* What is asked: What follows is a set of entries. Give them again exactly, without the pictures.

* Supplied records:

....

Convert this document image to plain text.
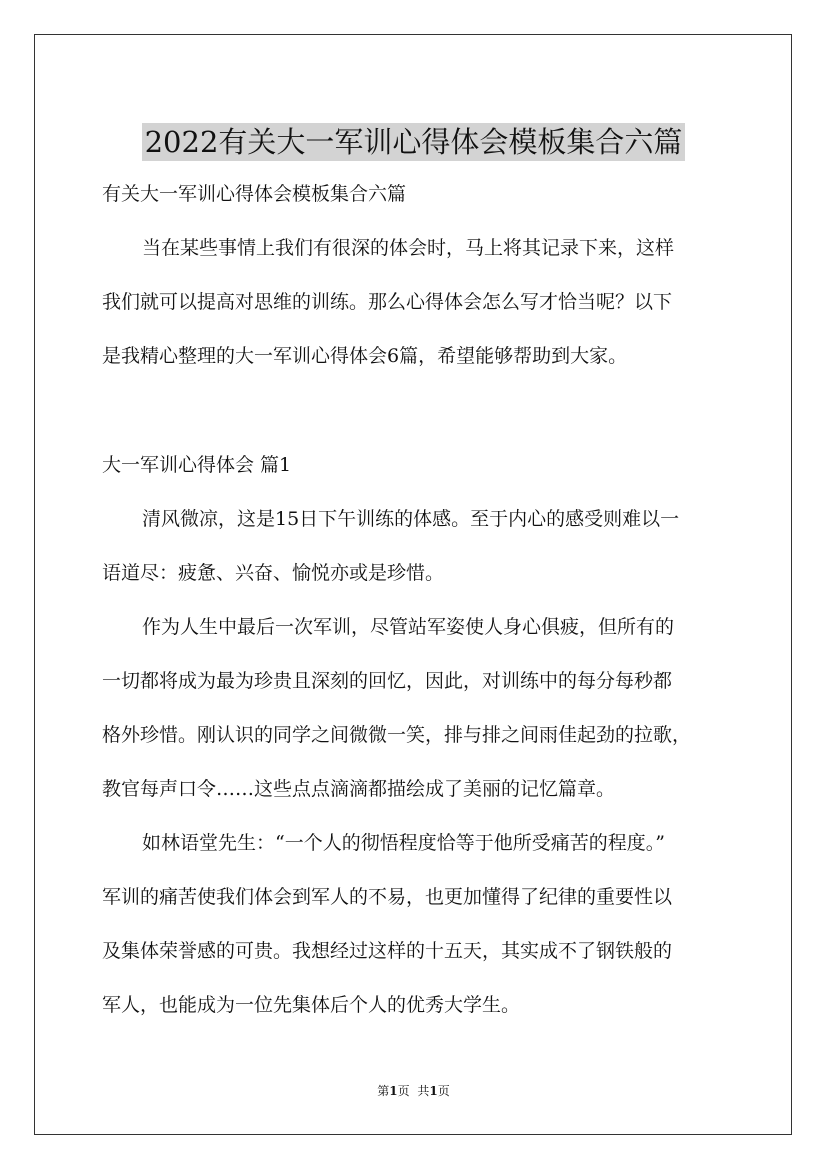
2022有关大一军训心得体会模板集合六篇
有关大一军训心得体会模板集合六篇
当在某些事情上我们有很深的体会时，马上将其记录下来，这样
我们就可以提高对思维的训练。那么心得体会怎么写才恰当呢？以下
是我精心整理的大一军训心得体会6篇，希望能够帮助到大家。
大一军训心得体会 篇1
清风微凉，这是15日下午训练的体感。至于内心的感受则难以一
语道尽：疲惫、兴奋、愉悦亦或是珍惜。
作为人生中最后一次军训，尽管站军姿使人身心俱疲，但所有的
一切都将成为最为珍贵且深刻的回忆，因此，对训练中的每分每秒都
格外珍惜。刚认识的同学之间微微一笑，排与排之间雨佳起劲的拉歌，
教官每声口令……这些点点滴滴都描绘成了美丽的记忆篇章。
如林语堂先生：“一个人的彻悟程度恰等于他所受痛苦的程度。”
军训的痛苦使我们体会到军人的不易，也更加懂得了纪律的重要性以
及集体荣誉感的可贵。我想经过这样的十五天，其实成不了钢铁般的
军人，也能成为一位先集体后个人的优秀大学生。
第1页 共1页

....

* Output below:
Convert this document image to plain text.
2022有关大一军训心得体会模板集合六篇
有关大一军训心得体会模板集合六篇
当在某些事情上我们有很深的体会时，马上将其记录下来，这样
我们就可以提高对思维的训练。那么心得体会怎么写才恰当呢？以下
是我精心整理的大一军训心得体会6篇，希望能够帮助到大家。
大一军训心得体会 篇1
清风微凉，这是15日下午训练的体感。至于内心的感受则难以一
语道尽：疲惫、兴奋、愉悦亦或是珍惜。
作为人生中最后一次军训，尽管站军姿使人身心俱疲，但所有的
一切都将成为最为珍贵且深刻的回忆，因此，对训练中的每分每秒都
格外珍惜。刚认识的同学之间微微一笑，排与排之间雨佳起劲的拉歌，
教官每声口令……这些点点滴滴都描绘成了美丽的记忆篇章。
如林语堂先生：“一个人的彻悟程度恰等于他所受痛苦的程度。”
军训的痛苦使我们体会到军人的不易，也更加懂得了纪律的重要性以
及集体荣誉感的可贵。我想经过这样的十五天，其实成不了钢铁般的
军人，也能成为一位先集体后个人的优秀大学生。
第1页 共1页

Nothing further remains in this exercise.